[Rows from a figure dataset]

++++++++++++++++++++

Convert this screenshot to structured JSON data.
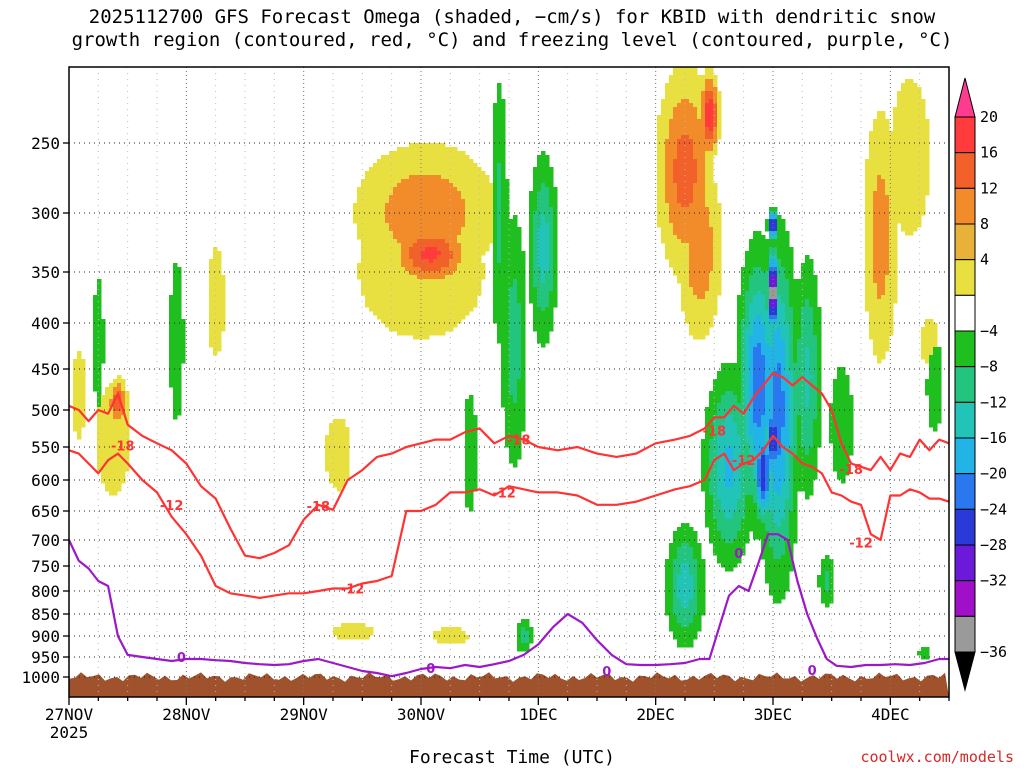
{
  "title_line1": "2025112700 GFS Forecast Omega (shaded, −cm/s) for KBID with dendritic snow",
  "title_line2": "growth region (contoured, red, °C) and freezing level (contoured, purple, °C)",
  "xaxis_title": "Forecast Time (UTC)",
  "credit": "coolwx.com/models",
  "colors": {
    "dgz_contour": "#ff3333",
    "freezing_contour": "#9b19c9",
    "terrain": "#a0522d",
    "grid": "#222222"
  },
  "chart_data": {
    "type": "heatmap",
    "title": "2025112700 GFS Forecast Omega (shaded, −cm/s) for KBID with dendritic snow growth region (contoured, red, °C) and freezing level (contoured, purple, °C)",
    "xlabel": "Forecast Time (UTC)",
    "ylabel": "",
    "x_range_hours": [
      0,
      180
    ],
    "y_range_hPa": [
      200,
      1030
    ],
    "y_ticks": [
      250,
      300,
      350,
      400,
      450,
      500,
      550,
      600,
      650,
      700,
      750,
      800,
      850,
      900,
      950,
      1000
    ],
    "x_ticks": [
      {
        "h": 0,
        "label": "27NOV",
        "sub": "2025"
      },
      {
        "h": 24,
        "label": "28NOV",
        "sub": ""
      },
      {
        "h": 48,
        "label": "29NOV",
        "sub": ""
      },
      {
        "h": 72,
        "label": "30NOV",
        "sub": ""
      },
      {
        "h": 96,
        "label": "1DEC",
        "sub": ""
      },
      {
        "h": 120,
        "label": "2DEC",
        "sub": ""
      },
      {
        "h": 144,
        "label": "3DEC",
        "sub": ""
      },
      {
        "h": 168,
        "label": "4DEC",
        "sub": ""
      }
    ],
    "grid": true,
    "colorbar": {
      "labels": [
        "20",
        "16",
        "12",
        "8",
        "4",
        "−4",
        "−8",
        "−12",
        "−16",
        "−20",
        "−24",
        "−28",
        "−32",
        "−36"
      ],
      "colors": [
        "#ff3b8f",
        "#ff3b3b",
        "#f2612a",
        "#f28b2a",
        "#e8b23a",
        "#e8e040",
        "#ffffff",
        "#1fbf1f",
        "#22c47e",
        "#22c4b8",
        "#22b4e6",
        "#2a78f0",
        "#2a3ad8",
        "#6a1ad8",
        "#a010c8",
        "#9a9a9a",
        "#000000"
      ]
    },
    "omega_blobs": [
      {
        "h": 74,
        "p": 335,
        "rh": 8,
        "rp": 55,
        "v": 17
      },
      {
        "h": 73,
        "p": 300,
        "rh": 16,
        "rp": 120,
        "v": 11
      },
      {
        "h": 72,
        "p": 350,
        "rh": 22,
        "rp": 200,
        "v": 6
      },
      {
        "h": 10,
        "p": 490,
        "rh": 2,
        "rp": 60,
        "v": 15
      },
      {
        "h": 9,
        "p": 540,
        "rh": 6,
        "rp": 260,
        "v": 6
      },
      {
        "h": 2,
        "p": 480,
        "rh": 3,
        "rp": 250,
        "v": 5
      },
      {
        "h": 30,
        "p": 380,
        "rh": 4,
        "rp": 240,
        "v": 5
      },
      {
        "h": 55,
        "p": 560,
        "rh": 6,
        "rp": 240,
        "v": 5
      },
      {
        "h": 58,
        "p": 890,
        "rh": 7,
        "rp": 70,
        "v": 6
      },
      {
        "h": 78,
        "p": 900,
        "rh": 6,
        "rp": 70,
        "v": 6
      },
      {
        "h": 126,
        "p": 270,
        "rh": 6,
        "rp": 160,
        "v": 14
      },
      {
        "h": 131,
        "p": 230,
        "rh": 2,
        "rp": 60,
        "v": 19
      },
      {
        "h": 129,
        "p": 330,
        "rh": 5,
        "rp": 170,
        "v": 11
      },
      {
        "h": 166,
        "p": 320,
        "rh": 4,
        "rp": 240,
        "v": 10
      },
      {
        "h": 172,
        "p": 260,
        "rh": 7,
        "rp": 200,
        "v": 6
      },
      {
        "h": 176,
        "p": 420,
        "rh": 3,
        "rp": 90,
        "v": 6
      },
      {
        "h": 88,
        "p": 300,
        "rh": 2,
        "rp": 260,
        "v": -9
      },
      {
        "h": 91,
        "p": 420,
        "rh": 3,
        "rp": 300,
        "v": -10
      },
      {
        "h": 97,
        "p": 330,
        "rh": 3,
        "rp": 160,
        "v": -14
      },
      {
        "h": 93,
        "p": 900,
        "rh": 2,
        "rp": 90,
        "v": -10
      },
      {
        "h": 82,
        "p": 560,
        "rh": 2,
        "rp": 250,
        "v": -7
      },
      {
        "h": 22,
        "p": 420,
        "rh": 2,
        "rp": 250,
        "v": -7
      },
      {
        "h": 6,
        "p": 420,
        "rh": 1.5,
        "rp": 200,
        "v": -7
      },
      {
        "h": 126,
        "p": 790,
        "rh": 4,
        "rp": 250,
        "v": -14
      },
      {
        "h": 135,
        "p": 580,
        "rh": 5,
        "rp": 280,
        "v": -17
      },
      {
        "h": 141,
        "p": 470,
        "rh": 4,
        "rp": 300,
        "v": -23
      },
      {
        "h": 142,
        "p": 590,
        "rh": 2,
        "rp": 150,
        "v": -28
      },
      {
        "h": 145,
        "p": 500,
        "rh": 4,
        "rp": 400,
        "v": -22
      },
      {
        "h": 144,
        "p": 540,
        "rh": 1.6,
        "rp": 120,
        "v": -29
      },
      {
        "h": 144,
        "p": 370,
        "rh": 1.2,
        "rp": 80,
        "v": -38
      },
      {
        "h": 144,
        "p": 310,
        "rh": 1,
        "rp": 25,
        "v": -33
      },
      {
        "h": 151,
        "p": 460,
        "rh": 3,
        "rp": 280,
        "v": -13
      },
      {
        "h": 158,
        "p": 520,
        "rh": 3,
        "rp": 200,
        "v": -8
      },
      {
        "h": 155,
        "p": 780,
        "rh": 2,
        "rp": 120,
        "v": -9
      },
      {
        "h": 177,
        "p": 470,
        "rh": 2,
        "rp": 150,
        "v": -8
      },
      {
        "h": 175,
        "p": 940,
        "rh": 1.5,
        "rp": 40,
        "v": -8
      }
    ],
    "series": [
      {
        "name": "-18",
        "color": "#ff3333",
        "x": [
          0,
          2,
          4,
          6,
          8,
          10,
          12,
          15,
          18,
          21,
          24,
          27,
          30,
          33,
          36,
          39,
          42,
          45,
          48,
          51,
          54,
          57,
          60,
          63,
          66,
          69,
          72,
          75,
          78,
          81,
          84,
          87,
          90,
          93,
          96,
          100,
          104,
          108,
          112,
          116,
          120,
          124,
          127,
          130,
          132,
          134,
          136,
          138,
          140,
          142,
          144,
          146,
          148,
          150,
          152,
          154,
          156,
          158,
          160,
          162,
          164,
          166,
          168,
          170,
          172,
          174,
          176,
          178,
          180
        ],
        "y": [
          495,
          500,
          515,
          500,
          505,
          480,
          520,
          535,
          545,
          555,
          575,
          610,
          630,
          680,
          730,
          735,
          725,
          710,
          665,
          640,
          648,
          600,
          585,
          565,
          560,
          550,
          545,
          540,
          540,
          530,
          525,
          545,
          535,
          540,
          550,
          555,
          550,
          560,
          565,
          560,
          545,
          540,
          535,
          525,
          510,
          510,
          495,
          505,
          485,
          470,
          455,
          460,
          470,
          460,
          470,
          480,
          500,
          545,
          575,
          580,
          585,
          565,
          585,
          560,
          565,
          540,
          555,
          540,
          545
        ],
        "label_pos": [
          [
            11,
            548
          ],
          [
            51,
            642
          ],
          [
            92,
            540
          ],
          [
            132,
            528
          ],
          [
            160,
            583
          ]
        ]
      },
      {
        "name": "-12",
        "color": "#ff3333",
        "x": [
          0,
          2,
          4,
          6,
          8,
          10,
          12,
          15,
          18,
          21,
          24,
          27,
          30,
          33,
          36,
          39,
          42,
          45,
          48,
          51,
          54,
          57,
          60,
          63,
          66,
          69,
          72,
          75,
          78,
          81,
          84,
          87,
          90,
          93,
          96,
          100,
          104,
          108,
          112,
          116,
          120,
          124,
          127,
          130,
          132,
          134,
          136,
          138,
          140,
          142,
          144,
          146,
          148,
          150,
          152,
          154,
          156,
          158,
          160,
          162,
          164,
          166,
          168,
          170,
          172,
          174,
          176,
          178,
          180
        ],
        "y": [
          555,
          560,
          575,
          590,
          570,
          560,
          575,
          600,
          620,
          660,
          690,
          730,
          790,
          805,
          810,
          815,
          810,
          805,
          805,
          800,
          795,
          795,
          785,
          780,
          770,
          650,
          650,
          640,
          620,
          620,
          615,
          625,
          610,
          615,
          620,
          620,
          625,
          640,
          640,
          635,
          625,
          615,
          610,
          600,
          570,
          560,
          585,
          575,
          570,
          555,
          535,
          550,
          560,
          575,
          580,
          590,
          620,
          625,
          635,
          640,
          690,
          700,
          625,
          625,
          615,
          620,
          630,
          630,
          635
        ],
        "label_pos": [
          [
            21,
            640
          ],
          [
            58,
            795
          ],
          [
            89,
            620
          ],
          [
            138,
            570
          ],
          [
            162,
            705
          ]
        ]
      },
      {
        "name": "0",
        "color": "#9b19c9",
        "x": [
          0,
          2,
          4,
          6,
          8,
          10,
          12,
          15,
          18,
          21,
          24,
          27,
          30,
          33,
          36,
          39,
          42,
          45,
          48,
          51,
          54,
          57,
          60,
          63,
          66,
          69,
          72,
          75,
          78,
          81,
          84,
          87,
          90,
          93,
          96,
          99,
          102,
          105,
          108,
          111,
          114,
          117,
          120,
          123,
          126,
          129,
          131,
          133,
          135,
          137,
          139,
          141,
          143,
          145,
          147,
          149,
          151,
          153,
          155,
          157,
          160,
          163,
          166,
          169,
          172,
          175,
          178,
          180
        ],
        "y": [
          700,
          740,
          755,
          780,
          790,
          900,
          945,
          950,
          955,
          960,
          955,
          955,
          958,
          960,
          965,
          968,
          970,
          968,
          960,
          955,
          965,
          975,
          985,
          990,
          998,
          990,
          980,
          975,
          978,
          970,
          975,
          968,
          960,
          945,
          920,
          880,
          850,
          870,
          910,
          945,
          968,
          970,
          970,
          968,
          965,
          955,
          955,
          880,
          810,
          790,
          800,
          745,
          690,
          690,
          700,
          780,
          850,
          905,
          955,
          972,
          975,
          970,
          970,
          968,
          970,
          965,
          955,
          955
        ],
        "label_pos": [
          [
            23,
            950
          ],
          [
            74,
            978
          ],
          [
            110,
            985
          ],
          [
            137,
            725
          ],
          [
            152,
            983
          ]
        ]
      }
    ]
  }
}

++++++++++++++++++++

Working from the entries above, return all lines that contain "region".

  "title_line2": "growth region (contoured, red, °C) and freezing level (contoured, purple, °C)",
    "title": "2025112700 GFS Forecast Omega (shaded, −cm/s) for KBID with dendritic snow growth region (contoured, red, °C) and freezing level (contoured, purple, °C)",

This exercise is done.